List all the lines in these records that hold "Docuseries".

— START —

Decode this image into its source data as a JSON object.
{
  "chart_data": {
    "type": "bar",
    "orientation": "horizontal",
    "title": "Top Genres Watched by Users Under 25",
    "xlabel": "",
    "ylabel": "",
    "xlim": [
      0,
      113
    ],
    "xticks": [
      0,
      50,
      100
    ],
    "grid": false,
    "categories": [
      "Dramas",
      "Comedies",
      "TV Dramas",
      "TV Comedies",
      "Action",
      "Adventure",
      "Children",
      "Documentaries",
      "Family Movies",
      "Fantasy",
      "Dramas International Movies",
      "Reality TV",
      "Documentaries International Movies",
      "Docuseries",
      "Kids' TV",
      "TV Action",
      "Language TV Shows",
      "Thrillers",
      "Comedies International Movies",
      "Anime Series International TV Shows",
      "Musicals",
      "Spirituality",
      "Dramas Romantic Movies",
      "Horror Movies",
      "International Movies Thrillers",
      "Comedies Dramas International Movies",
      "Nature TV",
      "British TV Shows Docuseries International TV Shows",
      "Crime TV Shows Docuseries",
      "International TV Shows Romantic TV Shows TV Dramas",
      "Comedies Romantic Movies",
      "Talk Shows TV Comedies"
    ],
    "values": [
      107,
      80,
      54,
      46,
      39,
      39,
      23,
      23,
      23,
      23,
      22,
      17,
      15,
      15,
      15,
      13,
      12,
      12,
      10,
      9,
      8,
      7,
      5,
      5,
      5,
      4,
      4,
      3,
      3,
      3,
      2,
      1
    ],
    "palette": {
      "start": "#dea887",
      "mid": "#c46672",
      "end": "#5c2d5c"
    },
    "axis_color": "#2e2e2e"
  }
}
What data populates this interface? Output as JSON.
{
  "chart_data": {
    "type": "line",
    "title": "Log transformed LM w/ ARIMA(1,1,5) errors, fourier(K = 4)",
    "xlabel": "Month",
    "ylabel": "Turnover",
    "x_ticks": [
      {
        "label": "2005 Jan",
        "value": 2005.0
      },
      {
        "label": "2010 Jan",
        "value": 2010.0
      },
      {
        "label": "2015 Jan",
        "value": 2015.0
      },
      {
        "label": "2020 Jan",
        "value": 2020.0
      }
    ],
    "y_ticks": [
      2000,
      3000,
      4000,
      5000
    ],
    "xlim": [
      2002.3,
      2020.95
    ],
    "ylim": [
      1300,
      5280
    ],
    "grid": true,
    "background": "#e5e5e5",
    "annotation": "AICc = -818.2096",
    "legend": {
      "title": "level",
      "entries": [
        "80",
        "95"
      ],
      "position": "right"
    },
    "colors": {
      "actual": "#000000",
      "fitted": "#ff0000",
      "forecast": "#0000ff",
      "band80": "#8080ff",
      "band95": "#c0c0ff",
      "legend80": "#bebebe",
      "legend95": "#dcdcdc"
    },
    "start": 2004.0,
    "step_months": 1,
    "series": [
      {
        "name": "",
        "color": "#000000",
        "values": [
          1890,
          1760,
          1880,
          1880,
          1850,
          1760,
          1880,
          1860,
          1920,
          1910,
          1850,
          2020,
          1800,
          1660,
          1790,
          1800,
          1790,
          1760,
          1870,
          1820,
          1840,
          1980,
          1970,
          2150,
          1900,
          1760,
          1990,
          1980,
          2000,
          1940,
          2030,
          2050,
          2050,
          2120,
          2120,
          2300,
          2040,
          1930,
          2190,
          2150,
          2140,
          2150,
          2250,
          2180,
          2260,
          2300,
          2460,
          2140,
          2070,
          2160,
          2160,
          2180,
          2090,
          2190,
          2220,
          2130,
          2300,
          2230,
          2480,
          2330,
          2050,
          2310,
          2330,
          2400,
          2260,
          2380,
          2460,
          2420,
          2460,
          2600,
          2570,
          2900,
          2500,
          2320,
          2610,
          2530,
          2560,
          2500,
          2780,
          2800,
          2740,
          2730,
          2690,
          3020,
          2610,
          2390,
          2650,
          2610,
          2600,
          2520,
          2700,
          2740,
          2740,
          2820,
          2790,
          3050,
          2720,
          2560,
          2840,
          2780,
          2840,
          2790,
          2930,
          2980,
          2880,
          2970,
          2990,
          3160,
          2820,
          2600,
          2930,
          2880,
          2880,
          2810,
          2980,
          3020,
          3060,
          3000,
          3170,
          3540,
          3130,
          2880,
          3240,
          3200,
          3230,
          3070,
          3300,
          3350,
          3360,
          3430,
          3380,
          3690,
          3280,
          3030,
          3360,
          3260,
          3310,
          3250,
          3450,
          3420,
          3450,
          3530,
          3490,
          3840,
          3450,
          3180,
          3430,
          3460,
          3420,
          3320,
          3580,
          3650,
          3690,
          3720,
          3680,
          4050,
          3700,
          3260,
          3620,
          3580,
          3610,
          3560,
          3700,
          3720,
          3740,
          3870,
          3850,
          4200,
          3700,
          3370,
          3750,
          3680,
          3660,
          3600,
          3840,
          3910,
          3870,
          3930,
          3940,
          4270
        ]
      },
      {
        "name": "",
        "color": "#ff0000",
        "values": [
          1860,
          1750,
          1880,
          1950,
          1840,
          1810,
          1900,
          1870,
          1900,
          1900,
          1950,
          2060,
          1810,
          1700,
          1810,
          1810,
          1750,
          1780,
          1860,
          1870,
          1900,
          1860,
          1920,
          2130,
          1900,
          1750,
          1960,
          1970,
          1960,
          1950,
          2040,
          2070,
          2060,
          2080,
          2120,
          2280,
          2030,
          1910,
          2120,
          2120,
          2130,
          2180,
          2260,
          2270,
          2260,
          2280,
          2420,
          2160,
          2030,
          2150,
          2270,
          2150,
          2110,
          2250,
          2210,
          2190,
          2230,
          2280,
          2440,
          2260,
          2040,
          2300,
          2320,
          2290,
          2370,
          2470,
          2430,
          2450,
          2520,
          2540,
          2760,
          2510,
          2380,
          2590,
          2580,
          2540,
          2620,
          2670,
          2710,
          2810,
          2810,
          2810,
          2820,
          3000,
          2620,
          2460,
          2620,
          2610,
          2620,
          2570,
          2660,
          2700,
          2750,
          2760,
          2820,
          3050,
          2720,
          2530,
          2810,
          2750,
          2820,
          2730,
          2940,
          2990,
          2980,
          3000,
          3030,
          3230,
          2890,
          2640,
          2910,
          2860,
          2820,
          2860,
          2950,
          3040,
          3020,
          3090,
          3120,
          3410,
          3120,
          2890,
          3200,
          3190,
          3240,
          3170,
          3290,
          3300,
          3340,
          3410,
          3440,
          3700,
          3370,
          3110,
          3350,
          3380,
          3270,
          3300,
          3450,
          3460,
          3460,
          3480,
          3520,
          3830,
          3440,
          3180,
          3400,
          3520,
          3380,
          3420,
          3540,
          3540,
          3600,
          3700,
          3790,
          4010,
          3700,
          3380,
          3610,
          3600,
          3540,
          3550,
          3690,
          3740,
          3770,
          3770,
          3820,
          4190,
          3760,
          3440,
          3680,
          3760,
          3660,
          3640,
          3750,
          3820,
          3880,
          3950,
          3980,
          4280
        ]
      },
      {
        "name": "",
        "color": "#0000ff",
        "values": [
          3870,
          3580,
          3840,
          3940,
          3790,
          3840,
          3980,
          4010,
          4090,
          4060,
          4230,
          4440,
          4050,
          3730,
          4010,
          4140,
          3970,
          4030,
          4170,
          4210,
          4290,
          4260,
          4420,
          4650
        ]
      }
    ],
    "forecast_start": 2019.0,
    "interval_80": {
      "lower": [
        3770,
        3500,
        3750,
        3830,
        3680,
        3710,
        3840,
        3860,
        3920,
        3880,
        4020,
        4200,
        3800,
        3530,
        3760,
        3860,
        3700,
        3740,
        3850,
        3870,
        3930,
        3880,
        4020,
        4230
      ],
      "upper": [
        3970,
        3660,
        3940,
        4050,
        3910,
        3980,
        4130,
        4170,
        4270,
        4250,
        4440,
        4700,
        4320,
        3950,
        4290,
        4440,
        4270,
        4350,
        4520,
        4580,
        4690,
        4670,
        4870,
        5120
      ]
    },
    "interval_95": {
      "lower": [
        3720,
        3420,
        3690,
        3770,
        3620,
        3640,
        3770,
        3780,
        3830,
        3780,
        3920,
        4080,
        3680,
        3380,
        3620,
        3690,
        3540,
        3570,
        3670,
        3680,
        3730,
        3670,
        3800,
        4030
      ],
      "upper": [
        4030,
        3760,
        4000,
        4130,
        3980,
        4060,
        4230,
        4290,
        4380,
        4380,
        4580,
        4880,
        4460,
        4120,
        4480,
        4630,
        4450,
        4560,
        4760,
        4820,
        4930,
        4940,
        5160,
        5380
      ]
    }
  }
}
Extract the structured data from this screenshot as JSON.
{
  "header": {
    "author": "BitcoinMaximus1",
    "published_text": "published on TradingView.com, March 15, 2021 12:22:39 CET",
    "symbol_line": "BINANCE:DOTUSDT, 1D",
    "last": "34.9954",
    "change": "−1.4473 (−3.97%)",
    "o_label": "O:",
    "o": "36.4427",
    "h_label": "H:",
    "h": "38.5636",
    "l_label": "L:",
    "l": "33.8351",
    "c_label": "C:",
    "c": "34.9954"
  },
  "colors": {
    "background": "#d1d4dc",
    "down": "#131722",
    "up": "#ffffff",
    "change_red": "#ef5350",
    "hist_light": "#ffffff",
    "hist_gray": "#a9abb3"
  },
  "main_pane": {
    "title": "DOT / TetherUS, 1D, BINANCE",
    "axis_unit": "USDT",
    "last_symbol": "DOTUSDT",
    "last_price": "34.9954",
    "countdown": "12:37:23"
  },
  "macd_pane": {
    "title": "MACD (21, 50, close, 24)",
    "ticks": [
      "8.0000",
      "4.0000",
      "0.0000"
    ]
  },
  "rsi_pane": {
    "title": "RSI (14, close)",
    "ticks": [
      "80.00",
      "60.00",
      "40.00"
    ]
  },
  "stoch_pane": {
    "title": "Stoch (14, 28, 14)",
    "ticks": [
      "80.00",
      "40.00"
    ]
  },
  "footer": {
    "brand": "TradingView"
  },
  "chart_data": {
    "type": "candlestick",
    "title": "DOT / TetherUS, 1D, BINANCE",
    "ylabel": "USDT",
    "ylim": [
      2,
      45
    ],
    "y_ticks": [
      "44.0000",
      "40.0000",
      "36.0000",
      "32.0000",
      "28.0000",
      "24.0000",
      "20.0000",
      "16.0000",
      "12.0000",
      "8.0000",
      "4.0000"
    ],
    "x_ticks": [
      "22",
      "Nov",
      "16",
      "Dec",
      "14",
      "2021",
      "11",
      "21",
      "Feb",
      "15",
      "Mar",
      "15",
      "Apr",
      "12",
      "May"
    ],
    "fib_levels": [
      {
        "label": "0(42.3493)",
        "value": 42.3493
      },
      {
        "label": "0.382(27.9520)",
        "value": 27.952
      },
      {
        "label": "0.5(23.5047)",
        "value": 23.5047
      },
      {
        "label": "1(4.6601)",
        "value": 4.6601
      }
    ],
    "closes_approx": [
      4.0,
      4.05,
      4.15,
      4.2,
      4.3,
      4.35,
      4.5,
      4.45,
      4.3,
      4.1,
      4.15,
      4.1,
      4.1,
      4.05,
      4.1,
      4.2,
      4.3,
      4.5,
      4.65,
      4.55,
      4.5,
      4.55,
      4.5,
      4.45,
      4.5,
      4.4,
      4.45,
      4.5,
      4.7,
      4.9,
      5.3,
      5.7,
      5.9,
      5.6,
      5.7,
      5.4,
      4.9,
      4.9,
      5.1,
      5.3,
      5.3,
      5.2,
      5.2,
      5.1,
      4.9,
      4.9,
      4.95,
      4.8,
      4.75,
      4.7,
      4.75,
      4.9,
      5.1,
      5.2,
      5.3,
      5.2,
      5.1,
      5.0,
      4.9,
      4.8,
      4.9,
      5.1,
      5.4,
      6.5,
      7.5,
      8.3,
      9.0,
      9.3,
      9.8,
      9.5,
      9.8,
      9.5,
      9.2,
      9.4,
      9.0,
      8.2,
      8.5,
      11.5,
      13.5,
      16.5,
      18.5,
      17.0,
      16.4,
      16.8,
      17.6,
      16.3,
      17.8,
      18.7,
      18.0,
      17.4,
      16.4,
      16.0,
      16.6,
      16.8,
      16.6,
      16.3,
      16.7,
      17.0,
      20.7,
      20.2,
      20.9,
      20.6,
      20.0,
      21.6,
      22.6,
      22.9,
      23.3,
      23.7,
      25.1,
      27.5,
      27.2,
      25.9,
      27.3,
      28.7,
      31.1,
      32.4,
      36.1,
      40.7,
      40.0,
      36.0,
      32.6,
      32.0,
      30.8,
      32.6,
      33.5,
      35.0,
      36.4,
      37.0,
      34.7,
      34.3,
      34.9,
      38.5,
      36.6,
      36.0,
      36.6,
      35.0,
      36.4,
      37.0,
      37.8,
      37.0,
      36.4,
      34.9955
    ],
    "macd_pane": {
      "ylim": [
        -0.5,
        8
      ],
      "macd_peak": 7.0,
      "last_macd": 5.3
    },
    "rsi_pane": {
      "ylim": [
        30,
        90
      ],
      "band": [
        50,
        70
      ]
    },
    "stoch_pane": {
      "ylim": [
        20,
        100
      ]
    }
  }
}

— END —

■ **Completed exercise**:
      "Docuseries",
      "British TV Shows Docuseries International TV Shows",
      "Crime TV Shows Docuseries",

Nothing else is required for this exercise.